--- start ---

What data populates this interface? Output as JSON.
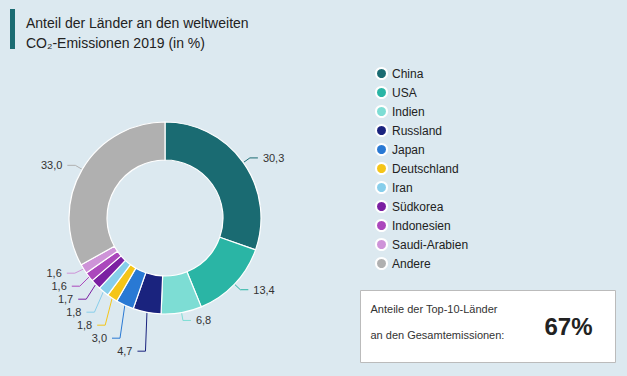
{
  "chart_data": {
    "type": "pie",
    "title": "Anteil der Länder an den weltweiten\nCO₂-Emissionen 2019 (in %)",
    "categories": [
      "China",
      "USA",
      "Indien",
      "Russland",
      "Japan",
      "Deutschland",
      "Iran",
      "Südkorea",
      "Indonesien",
      "Saudi-Arabien",
      "Andere"
    ],
    "values": [
      30.3,
      13.4,
      6.8,
      4.7,
      3.0,
      1.8,
      1.8,
      1.7,
      1.6,
      1.6,
      33.0
    ],
    "value_labels": [
      "30,3",
      "13,4",
      "6,8",
      "4,7",
      "3,0",
      "1,8",
      "1,8",
      "1,7",
      "1,6",
      "1,6",
      "33,0"
    ],
    "colors": [
      "#1a6b72",
      "#2ab5a5",
      "#7dddd4",
      "#1a237e",
      "#2979d4",
      "#f5c518",
      "#87ceeb",
      "#7b1fa2",
      "#ab47bc",
      "#ce93d8",
      "#b0b0b0"
    ],
    "data_labels": true,
    "legend": "right",
    "annotations": [
      "Anteile der Top-10-Länder",
      "an den Gesamtemissionen:",
      "67%"
    ]
  }
}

--- end ---

* What the task requires
Return each line among the entries that holds the word "Länder".

* Output for this exercise
    "title": "Anteil der Länder an den weltweiten\nCO₂-Emissionen 2019 (in %)",
      "Anteile der Top-10-Länder",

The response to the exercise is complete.